Work to do:
Can you transcribe every entry word for word, skipping the images?

Data supplied:
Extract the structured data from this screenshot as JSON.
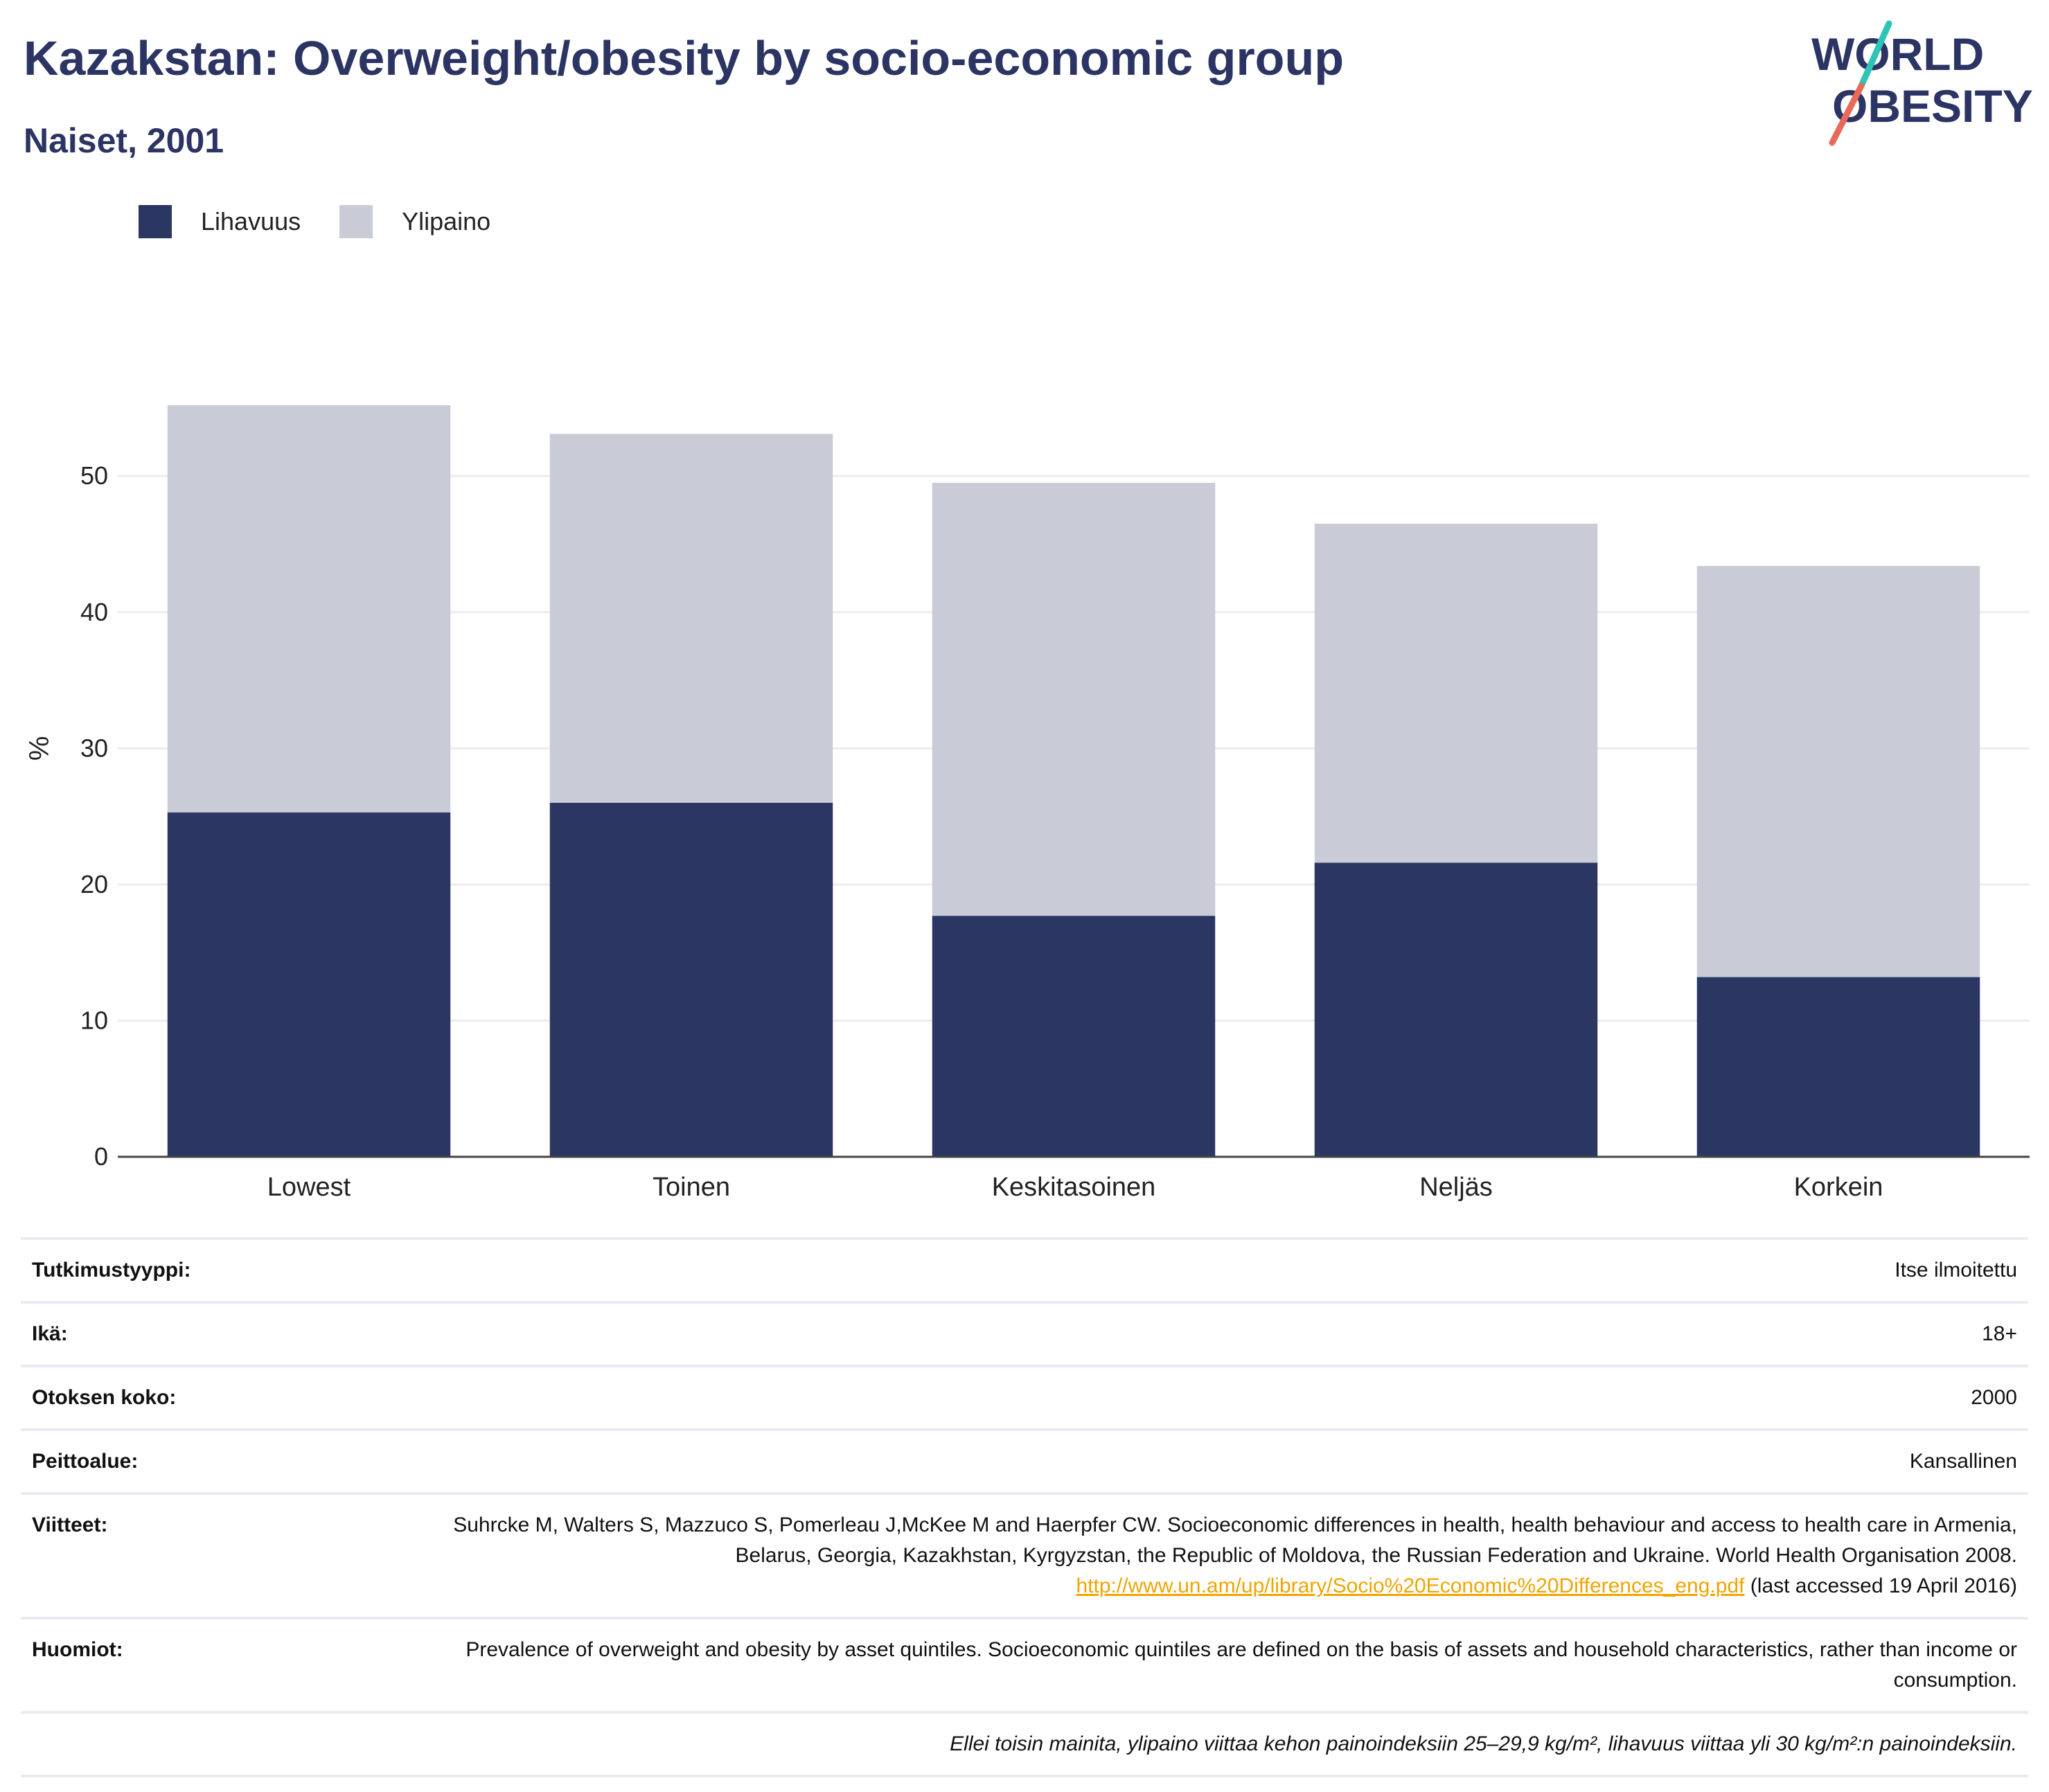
{
  "header": {
    "title": "Kazakstan: Overweight/obesity by socio-economic group",
    "subtitle": "Naiset, 2001"
  },
  "logo": {
    "line1": "WORLD",
    "line2": "OBESITY",
    "colors": {
      "text": "#2b3463",
      "slash_teal": "#2ec4b6",
      "slash_coral": "#e8695a"
    }
  },
  "legend": [
    {
      "label": "Lihavuus",
      "color": "#2b3663"
    },
    {
      "label": "Ylipaino",
      "color": "#c9cbd7"
    }
  ],
  "chart_data": {
    "type": "bar",
    "stacked": true,
    "categories": [
      "Lowest",
      "Toinen",
      "Keskitasoinen",
      "Neljäs",
      "Korkein"
    ],
    "series": [
      {
        "name": "Lihavuus",
        "color": "#2b3663",
        "values": [
          25.3,
          26.0,
          17.7,
          21.6,
          13.2
        ]
      },
      {
        "name": "Ylipaino",
        "color": "#c9cbd7",
        "values": [
          29.9,
          27.1,
          31.8,
          24.9,
          30.2
        ]
      }
    ],
    "ylabel": "%",
    "ylim": [
      0,
      58
    ],
    "yticks": [
      0,
      10,
      20,
      30,
      40,
      50
    ],
    "grid": true,
    "legend_position": "top-left"
  },
  "details": [
    {
      "label": "Tutkimustyyppi:",
      "value": "Itse ilmoitettu"
    },
    {
      "label": "Ikä:",
      "value": "18+"
    },
    {
      "label": "Otoksen koko:",
      "value": "2000"
    },
    {
      "label": "Peittoalue:",
      "value": "Kansallinen"
    }
  ],
  "references": {
    "label": "Viitteet:",
    "text_before": "Suhrcke M, Walters S, Mazzuco S, Pomerleau J,McKee M and Haerpfer CW. Socioeconomic differences in health, health behaviour and access to health care in Armenia, Belarus, Georgia, Kazakhstan, Kyrgyzstan, the Republic of Moldova, the Russian Federation and Ukraine. World Health Organisation 2008. ",
    "link": "http://www.un.am/up/library/Socio%20Economic%20Differences_eng.pdf",
    "text_after": " (last accessed 19 April 2016)"
  },
  "notes": {
    "label": "Huomiot:",
    "value": "Prevalence of overweight and obesity by asset quintiles. Socioeconomic quintiles are defined on the basis of assets and household characteristics, rather than income or consumption."
  },
  "footnote": "Ellei toisin mainita, ylipaino viittaa kehon painoindeksiin 25–29,9 kg/m², lihavuus viittaa yli 30 kg/m²:n painoindeksiin."
}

The output:
Extract the structured data from this screenshot as JSON.
{
  "header": {
    "title": "Kazakstan: Overweight/obesity by socio-economic group",
    "subtitle": "Naiset, 2001"
  },
  "logo": {
    "line1": "WORLD",
    "line2": "OBESITY",
    "colors": {
      "text": "#2b3463",
      "slash_teal": "#2ec4b6",
      "slash_coral": "#e8695a"
    }
  },
  "legend": [
    {
      "label": "Lihavuus",
      "color": "#2b3663"
    },
    {
      "label": "Ylipaino",
      "color": "#c9cbd7"
    }
  ],
  "chart_data": {
    "type": "bar",
    "stacked": true,
    "categories": [
      "Lowest",
      "Toinen",
      "Keskitasoinen",
      "Neljäs",
      "Korkein"
    ],
    "series": [
      {
        "name": "Lihavuus",
        "color": "#2b3663",
        "values": [
          25.3,
          26.0,
          17.7,
          21.6,
          13.2
        ]
      },
      {
        "name": "Ylipaino",
        "color": "#c9cbd7",
        "values": [
          29.9,
          27.1,
          31.8,
          24.9,
          30.2
        ]
      }
    ],
    "ylabel": "%",
    "ylim": [
      0,
      58
    ],
    "yticks": [
      0,
      10,
      20,
      30,
      40,
      50
    ],
    "grid": true,
    "legend_position": "top-left"
  },
  "details": [
    {
      "label": "Tutkimustyyppi:",
      "value": "Itse ilmoitettu"
    },
    {
      "label": "Ikä:",
      "value": "18+"
    },
    {
      "label": "Otoksen koko:",
      "value": "2000"
    },
    {
      "label": "Peittoalue:",
      "value": "Kansallinen"
    }
  ],
  "references": {
    "label": "Viitteet:",
    "text_before": "Suhrcke M, Walters S, Mazzuco S, Pomerleau J,McKee M and Haerpfer CW. Socioeconomic differences in health, health behaviour and access to health care in Armenia, Belarus, Georgia, Kazakhstan, Kyrgyzstan, the Republic of Moldova, the Russian Federation and Ukraine. World Health Organisation 2008. ",
    "link": "http://www.un.am/up/library/Socio%20Economic%20Differences_eng.pdf",
    "text_after": " (last accessed 19 April 2016)"
  },
  "notes": {
    "label": "Huomiot:",
    "value": "Prevalence of overweight and obesity by asset quintiles. Socioeconomic quintiles are defined on the basis of assets and household characteristics, rather than income or consumption."
  },
  "footnote": "Ellei toisin mainita, ylipaino viittaa kehon painoindeksiin 25–29,9 kg/m², lihavuus viittaa yli 30 kg/m²:n painoindeksiin."
}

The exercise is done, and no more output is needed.